**What you will do:** Search the data for the word "text". Reproduce every line where it is found.

**Exercise data:**

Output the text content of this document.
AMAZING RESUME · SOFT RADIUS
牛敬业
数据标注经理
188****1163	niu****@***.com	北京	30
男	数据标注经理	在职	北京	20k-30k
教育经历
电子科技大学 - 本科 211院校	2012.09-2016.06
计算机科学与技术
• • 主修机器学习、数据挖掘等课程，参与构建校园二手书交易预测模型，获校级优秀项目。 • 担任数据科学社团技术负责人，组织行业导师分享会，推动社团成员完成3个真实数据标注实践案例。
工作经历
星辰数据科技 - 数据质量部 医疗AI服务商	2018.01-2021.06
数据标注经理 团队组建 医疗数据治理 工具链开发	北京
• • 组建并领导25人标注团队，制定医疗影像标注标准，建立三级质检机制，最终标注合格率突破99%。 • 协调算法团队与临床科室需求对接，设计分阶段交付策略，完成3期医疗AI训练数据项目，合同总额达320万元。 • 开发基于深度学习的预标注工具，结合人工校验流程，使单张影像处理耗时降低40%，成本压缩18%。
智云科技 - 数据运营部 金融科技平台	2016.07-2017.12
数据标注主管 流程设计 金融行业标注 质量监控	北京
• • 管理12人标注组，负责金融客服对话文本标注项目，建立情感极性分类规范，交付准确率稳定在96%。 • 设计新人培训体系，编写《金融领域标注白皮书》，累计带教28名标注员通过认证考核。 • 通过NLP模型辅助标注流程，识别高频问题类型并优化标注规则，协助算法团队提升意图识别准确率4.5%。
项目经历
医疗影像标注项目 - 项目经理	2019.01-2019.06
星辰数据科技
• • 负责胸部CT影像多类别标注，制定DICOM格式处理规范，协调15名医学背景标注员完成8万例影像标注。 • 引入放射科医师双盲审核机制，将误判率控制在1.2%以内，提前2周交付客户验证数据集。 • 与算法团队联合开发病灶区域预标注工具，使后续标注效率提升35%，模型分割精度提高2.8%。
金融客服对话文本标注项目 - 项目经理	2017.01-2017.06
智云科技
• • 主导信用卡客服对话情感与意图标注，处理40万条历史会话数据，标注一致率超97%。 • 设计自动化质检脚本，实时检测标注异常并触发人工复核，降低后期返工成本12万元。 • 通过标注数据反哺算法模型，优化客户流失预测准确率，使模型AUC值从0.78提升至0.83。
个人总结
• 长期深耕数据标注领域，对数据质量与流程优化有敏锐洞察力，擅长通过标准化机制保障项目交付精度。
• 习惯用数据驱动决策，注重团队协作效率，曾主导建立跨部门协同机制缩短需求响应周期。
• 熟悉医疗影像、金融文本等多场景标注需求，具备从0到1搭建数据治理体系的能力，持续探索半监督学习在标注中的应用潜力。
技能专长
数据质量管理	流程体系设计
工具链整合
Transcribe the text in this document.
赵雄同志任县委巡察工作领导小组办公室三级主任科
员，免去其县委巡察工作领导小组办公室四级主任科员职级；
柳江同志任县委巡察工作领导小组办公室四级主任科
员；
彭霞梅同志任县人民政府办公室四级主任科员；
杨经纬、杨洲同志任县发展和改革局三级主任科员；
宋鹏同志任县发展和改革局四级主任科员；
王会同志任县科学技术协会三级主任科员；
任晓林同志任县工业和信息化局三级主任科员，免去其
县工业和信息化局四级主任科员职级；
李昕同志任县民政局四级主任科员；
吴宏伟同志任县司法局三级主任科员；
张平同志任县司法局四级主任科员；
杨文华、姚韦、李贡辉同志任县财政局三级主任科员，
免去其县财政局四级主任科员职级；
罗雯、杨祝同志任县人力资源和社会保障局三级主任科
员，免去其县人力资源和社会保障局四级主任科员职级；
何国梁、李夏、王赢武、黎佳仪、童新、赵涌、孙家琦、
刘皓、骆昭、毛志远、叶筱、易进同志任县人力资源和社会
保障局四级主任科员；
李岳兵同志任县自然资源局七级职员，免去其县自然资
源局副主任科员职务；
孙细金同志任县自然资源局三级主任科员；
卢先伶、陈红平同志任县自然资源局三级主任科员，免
* * *
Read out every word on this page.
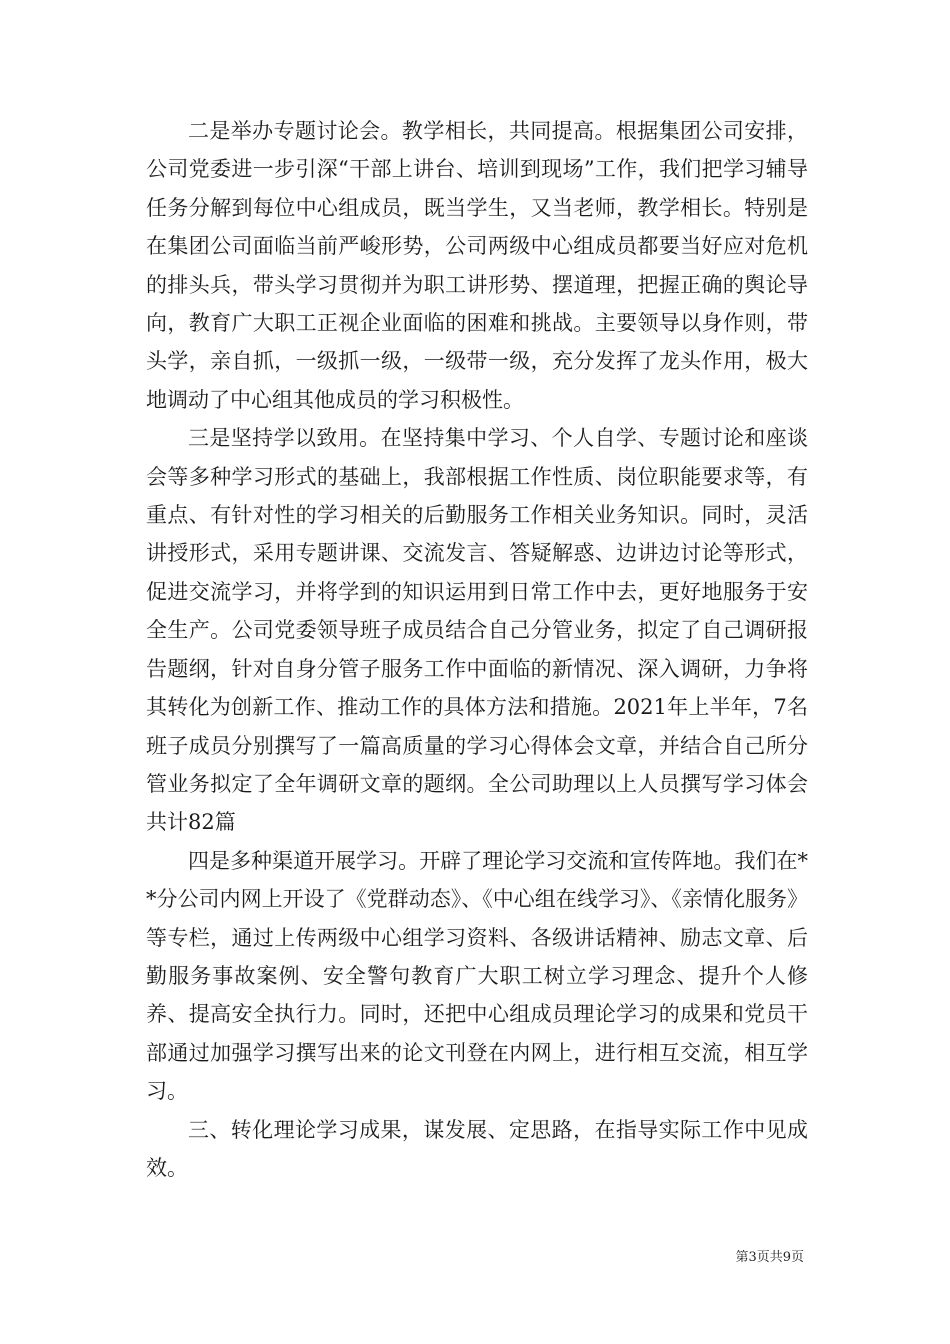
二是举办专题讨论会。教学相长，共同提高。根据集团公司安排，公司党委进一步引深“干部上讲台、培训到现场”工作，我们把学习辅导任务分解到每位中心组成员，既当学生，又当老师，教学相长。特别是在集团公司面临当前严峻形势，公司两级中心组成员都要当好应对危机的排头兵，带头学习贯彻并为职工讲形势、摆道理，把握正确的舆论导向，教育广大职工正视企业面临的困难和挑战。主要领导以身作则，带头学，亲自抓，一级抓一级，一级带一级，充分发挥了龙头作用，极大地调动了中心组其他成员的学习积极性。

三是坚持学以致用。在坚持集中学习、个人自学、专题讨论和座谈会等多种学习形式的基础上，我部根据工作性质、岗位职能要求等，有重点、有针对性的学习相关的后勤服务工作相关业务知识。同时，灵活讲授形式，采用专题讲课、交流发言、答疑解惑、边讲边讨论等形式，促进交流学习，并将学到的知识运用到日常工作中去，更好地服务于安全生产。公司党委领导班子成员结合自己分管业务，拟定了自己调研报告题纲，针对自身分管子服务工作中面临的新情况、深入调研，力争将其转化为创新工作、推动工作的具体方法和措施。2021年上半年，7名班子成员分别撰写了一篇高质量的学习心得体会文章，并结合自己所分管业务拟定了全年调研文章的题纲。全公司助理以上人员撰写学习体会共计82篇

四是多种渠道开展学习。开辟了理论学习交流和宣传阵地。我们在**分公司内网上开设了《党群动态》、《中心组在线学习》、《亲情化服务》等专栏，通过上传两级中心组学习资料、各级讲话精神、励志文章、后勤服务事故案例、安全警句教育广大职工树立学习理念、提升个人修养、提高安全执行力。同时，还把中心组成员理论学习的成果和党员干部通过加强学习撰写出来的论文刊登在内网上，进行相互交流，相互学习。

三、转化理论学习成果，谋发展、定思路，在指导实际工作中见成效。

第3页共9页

**Solution for this task:**
Output the text content of this document.
Transcribe the text in this document.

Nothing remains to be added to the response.